What to produce
Copy out every line that contains the word "pmax".

Dataset
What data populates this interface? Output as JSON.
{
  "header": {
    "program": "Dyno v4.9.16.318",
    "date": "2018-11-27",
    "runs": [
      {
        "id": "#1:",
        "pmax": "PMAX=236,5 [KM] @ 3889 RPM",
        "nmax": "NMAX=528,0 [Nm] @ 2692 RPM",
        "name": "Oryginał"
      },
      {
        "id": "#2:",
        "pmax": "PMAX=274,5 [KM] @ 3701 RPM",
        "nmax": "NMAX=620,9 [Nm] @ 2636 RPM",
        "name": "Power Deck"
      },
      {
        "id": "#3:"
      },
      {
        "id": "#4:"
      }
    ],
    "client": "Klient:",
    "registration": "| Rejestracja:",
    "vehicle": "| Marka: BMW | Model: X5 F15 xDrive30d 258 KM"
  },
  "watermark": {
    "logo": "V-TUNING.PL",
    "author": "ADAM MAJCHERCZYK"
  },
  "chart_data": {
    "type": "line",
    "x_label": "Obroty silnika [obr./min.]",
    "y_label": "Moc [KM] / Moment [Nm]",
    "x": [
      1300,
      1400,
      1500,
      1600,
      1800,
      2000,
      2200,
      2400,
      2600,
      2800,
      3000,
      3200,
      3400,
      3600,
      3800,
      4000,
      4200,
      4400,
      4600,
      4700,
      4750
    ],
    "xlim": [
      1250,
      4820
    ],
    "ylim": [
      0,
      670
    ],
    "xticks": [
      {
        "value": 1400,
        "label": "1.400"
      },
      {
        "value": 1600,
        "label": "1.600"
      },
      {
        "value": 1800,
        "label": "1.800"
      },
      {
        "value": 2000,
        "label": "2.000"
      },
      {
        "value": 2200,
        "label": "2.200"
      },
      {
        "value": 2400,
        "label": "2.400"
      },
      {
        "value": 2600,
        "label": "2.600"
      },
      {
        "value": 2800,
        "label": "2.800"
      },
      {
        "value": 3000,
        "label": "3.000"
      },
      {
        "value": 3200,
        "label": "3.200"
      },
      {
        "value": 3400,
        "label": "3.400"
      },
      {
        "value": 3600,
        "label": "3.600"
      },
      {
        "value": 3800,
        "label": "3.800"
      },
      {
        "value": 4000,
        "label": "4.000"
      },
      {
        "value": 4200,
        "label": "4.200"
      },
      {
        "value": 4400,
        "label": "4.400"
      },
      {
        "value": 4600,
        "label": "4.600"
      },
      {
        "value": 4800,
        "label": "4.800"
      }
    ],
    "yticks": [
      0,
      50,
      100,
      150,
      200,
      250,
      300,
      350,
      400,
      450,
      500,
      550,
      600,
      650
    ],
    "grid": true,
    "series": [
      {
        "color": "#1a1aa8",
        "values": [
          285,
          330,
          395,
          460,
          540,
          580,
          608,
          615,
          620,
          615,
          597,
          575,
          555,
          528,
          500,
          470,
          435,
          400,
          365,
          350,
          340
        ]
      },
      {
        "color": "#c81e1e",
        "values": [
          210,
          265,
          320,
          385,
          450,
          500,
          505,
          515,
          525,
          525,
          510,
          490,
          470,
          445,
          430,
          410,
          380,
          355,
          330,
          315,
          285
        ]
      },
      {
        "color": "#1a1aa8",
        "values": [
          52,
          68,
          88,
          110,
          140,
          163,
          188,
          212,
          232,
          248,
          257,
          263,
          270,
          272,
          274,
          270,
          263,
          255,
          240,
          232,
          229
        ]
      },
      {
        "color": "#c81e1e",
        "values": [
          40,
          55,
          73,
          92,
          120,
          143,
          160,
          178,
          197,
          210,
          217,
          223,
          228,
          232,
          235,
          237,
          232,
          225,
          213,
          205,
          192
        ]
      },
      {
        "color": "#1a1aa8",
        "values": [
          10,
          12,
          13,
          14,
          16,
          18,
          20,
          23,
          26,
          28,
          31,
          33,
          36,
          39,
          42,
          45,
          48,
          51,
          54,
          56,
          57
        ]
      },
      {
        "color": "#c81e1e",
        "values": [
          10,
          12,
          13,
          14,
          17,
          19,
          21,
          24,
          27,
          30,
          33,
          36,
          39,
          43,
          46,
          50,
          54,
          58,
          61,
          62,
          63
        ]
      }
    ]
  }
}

Task answer
        "pmax": "PMAX=236,5 [KM] @ 3889 RPM",
        "pmax": "PMAX=274,5 [KM] @ 3701 RPM",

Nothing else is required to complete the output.